Data entries
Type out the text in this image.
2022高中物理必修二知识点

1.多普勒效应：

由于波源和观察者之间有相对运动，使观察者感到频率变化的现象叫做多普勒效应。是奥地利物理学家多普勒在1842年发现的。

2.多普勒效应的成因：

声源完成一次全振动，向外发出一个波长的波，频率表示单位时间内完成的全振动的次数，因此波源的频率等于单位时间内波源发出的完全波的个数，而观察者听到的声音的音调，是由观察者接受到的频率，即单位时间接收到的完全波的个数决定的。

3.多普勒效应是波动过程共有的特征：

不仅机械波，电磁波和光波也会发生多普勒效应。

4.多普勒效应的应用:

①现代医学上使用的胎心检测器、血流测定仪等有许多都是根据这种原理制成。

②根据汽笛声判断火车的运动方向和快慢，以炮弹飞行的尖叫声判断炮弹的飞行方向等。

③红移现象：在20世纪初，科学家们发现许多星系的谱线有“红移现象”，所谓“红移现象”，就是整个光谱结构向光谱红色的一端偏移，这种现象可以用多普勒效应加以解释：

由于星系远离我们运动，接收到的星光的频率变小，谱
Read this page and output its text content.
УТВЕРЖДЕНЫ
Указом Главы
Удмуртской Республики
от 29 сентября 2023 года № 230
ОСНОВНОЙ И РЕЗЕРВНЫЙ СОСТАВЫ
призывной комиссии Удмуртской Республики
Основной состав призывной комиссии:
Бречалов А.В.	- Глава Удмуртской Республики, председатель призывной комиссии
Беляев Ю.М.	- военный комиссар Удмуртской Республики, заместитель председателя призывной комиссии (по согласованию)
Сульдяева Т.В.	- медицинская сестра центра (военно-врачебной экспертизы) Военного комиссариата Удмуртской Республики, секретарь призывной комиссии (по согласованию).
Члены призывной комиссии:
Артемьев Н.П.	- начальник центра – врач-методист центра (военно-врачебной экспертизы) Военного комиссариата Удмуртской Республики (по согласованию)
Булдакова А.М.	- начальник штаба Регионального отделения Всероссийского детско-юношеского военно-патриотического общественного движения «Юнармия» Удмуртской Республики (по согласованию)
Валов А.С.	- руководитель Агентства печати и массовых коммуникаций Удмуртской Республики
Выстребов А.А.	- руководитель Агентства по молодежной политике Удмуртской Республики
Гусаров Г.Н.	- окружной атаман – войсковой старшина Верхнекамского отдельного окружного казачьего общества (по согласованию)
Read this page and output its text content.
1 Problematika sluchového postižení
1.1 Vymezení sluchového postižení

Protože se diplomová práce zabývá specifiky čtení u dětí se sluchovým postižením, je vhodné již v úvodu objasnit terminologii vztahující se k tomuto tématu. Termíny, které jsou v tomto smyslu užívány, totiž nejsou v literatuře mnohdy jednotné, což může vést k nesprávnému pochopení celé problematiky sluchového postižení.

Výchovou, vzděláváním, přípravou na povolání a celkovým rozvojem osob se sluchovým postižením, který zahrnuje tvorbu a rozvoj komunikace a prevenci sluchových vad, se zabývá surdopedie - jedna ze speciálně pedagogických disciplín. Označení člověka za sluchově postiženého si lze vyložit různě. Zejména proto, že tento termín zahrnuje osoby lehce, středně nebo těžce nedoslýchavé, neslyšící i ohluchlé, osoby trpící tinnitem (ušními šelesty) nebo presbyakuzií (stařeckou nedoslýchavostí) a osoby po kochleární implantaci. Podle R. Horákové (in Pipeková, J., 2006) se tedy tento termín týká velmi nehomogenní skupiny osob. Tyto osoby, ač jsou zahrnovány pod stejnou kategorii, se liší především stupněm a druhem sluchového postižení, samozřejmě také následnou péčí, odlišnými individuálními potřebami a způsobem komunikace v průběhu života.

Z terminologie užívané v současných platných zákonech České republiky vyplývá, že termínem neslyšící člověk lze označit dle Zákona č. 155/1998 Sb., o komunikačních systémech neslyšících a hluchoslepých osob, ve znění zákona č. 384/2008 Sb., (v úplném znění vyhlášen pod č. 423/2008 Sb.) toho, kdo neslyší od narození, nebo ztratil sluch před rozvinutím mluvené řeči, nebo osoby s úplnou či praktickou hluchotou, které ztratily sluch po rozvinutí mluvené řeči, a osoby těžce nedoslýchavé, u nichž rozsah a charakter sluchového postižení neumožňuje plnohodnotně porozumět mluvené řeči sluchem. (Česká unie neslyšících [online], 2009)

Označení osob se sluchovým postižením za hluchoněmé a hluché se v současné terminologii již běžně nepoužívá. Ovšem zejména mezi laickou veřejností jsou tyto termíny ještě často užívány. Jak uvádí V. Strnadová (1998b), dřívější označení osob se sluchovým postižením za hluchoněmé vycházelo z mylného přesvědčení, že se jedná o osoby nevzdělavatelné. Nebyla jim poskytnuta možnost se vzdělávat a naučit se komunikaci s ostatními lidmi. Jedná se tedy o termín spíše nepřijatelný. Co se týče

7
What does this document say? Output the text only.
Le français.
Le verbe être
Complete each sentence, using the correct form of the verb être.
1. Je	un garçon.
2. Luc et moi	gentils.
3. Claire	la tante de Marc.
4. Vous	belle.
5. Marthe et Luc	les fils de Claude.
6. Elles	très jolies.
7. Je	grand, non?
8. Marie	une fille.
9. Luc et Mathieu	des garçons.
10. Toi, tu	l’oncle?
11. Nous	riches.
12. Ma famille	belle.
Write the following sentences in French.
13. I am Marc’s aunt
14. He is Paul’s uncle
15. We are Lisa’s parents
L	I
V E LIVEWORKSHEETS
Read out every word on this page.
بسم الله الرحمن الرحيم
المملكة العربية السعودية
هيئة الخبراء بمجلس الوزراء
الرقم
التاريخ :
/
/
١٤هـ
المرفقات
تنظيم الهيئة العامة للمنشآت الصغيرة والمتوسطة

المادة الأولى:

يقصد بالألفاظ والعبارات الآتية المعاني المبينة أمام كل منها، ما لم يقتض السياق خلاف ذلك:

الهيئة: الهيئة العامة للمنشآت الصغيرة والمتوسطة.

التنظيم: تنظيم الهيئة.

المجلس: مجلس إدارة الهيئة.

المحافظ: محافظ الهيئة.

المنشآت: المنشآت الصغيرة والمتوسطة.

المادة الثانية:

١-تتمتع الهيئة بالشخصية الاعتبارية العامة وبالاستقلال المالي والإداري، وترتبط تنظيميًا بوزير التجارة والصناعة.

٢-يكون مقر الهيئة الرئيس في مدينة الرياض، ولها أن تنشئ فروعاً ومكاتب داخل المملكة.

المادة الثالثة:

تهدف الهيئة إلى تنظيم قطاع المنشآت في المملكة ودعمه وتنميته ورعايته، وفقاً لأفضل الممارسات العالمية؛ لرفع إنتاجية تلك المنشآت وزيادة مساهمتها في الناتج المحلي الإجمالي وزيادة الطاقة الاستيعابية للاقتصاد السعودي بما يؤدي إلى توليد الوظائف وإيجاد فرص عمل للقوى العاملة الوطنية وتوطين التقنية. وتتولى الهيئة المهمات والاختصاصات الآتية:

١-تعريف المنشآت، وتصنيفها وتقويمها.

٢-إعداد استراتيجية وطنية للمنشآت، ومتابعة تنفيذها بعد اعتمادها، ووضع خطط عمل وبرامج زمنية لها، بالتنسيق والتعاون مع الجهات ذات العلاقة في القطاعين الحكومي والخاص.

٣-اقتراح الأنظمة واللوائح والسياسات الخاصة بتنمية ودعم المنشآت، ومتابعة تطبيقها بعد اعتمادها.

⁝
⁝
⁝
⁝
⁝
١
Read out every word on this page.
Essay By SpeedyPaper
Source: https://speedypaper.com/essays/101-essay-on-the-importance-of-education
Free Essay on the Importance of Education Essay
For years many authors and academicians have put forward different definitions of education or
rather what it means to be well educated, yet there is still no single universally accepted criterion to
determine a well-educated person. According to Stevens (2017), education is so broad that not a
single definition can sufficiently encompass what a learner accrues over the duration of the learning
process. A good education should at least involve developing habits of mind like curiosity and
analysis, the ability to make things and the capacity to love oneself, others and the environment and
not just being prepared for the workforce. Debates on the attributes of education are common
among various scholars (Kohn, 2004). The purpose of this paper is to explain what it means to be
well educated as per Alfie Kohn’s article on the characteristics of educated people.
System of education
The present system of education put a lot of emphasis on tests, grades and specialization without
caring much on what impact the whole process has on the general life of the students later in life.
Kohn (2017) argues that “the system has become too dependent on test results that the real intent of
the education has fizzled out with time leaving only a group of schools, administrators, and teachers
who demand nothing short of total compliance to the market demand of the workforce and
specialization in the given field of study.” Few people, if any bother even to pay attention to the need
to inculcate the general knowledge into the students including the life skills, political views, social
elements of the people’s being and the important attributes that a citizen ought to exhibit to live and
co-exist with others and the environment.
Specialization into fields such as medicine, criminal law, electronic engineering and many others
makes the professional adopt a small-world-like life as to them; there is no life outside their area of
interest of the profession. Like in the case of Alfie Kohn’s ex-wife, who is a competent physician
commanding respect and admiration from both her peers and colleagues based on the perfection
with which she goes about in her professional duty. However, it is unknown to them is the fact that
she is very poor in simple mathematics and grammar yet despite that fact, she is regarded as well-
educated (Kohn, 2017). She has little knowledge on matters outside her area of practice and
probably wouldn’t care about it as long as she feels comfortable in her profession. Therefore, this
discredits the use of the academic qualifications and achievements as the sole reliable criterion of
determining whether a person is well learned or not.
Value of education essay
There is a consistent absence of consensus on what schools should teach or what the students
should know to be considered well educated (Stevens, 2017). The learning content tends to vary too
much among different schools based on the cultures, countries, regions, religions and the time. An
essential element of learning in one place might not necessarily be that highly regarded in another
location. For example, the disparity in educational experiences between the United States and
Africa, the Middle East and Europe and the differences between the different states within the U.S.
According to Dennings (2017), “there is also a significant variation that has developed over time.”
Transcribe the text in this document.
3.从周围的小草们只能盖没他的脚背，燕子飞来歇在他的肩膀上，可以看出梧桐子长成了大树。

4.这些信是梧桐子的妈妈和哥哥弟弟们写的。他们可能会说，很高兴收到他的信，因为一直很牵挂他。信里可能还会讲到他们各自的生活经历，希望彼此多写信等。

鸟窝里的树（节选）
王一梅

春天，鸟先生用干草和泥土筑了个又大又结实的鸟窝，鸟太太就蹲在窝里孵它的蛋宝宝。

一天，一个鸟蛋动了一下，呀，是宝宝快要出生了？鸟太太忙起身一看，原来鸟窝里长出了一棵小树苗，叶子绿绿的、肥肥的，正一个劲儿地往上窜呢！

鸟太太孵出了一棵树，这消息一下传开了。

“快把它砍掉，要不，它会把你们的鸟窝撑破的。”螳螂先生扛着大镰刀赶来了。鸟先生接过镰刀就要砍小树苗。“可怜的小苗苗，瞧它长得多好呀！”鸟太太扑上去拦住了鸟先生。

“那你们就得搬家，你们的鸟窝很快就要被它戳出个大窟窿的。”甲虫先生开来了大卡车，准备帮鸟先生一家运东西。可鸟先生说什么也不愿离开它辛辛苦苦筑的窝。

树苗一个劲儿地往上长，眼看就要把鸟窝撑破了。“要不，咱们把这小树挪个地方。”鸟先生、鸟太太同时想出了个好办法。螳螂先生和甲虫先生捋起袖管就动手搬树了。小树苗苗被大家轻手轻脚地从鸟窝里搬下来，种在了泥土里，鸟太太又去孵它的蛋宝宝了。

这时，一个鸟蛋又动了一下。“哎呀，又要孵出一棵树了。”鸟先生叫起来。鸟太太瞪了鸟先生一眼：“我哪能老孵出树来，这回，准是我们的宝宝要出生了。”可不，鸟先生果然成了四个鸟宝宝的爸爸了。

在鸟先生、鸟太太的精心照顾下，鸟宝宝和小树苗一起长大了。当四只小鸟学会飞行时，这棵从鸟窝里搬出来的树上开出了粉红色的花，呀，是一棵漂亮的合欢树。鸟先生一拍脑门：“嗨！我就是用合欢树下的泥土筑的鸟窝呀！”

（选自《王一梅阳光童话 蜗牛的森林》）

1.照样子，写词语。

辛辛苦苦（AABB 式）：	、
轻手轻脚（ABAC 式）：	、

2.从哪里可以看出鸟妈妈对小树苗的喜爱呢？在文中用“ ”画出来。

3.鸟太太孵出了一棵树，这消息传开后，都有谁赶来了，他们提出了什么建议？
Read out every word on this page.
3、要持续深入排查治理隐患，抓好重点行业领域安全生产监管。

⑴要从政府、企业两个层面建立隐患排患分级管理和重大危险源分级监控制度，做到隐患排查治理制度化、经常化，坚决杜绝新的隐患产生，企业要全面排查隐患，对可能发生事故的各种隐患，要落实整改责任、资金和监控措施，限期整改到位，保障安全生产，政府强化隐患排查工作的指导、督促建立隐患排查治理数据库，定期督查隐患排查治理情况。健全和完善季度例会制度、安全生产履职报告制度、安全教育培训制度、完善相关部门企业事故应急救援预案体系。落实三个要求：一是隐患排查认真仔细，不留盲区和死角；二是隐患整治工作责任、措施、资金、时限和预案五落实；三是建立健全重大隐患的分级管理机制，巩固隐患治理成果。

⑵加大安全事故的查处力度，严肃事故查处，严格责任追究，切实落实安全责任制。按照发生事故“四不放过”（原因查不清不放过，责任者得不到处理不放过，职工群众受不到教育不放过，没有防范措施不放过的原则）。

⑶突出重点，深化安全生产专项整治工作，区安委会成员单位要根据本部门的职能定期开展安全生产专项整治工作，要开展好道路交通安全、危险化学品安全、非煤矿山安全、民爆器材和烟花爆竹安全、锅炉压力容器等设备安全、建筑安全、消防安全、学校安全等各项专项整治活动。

» **Task directions**
Every line containing the string "should" must be listed.

» **Correct output**
process. A good education should at least involve developing habits of mind like curiosity and
There is a consistent absence of consensus on what schools should teach or what the students
should know to be considered well educated (Stevens, 2017). The learning content tends to vary too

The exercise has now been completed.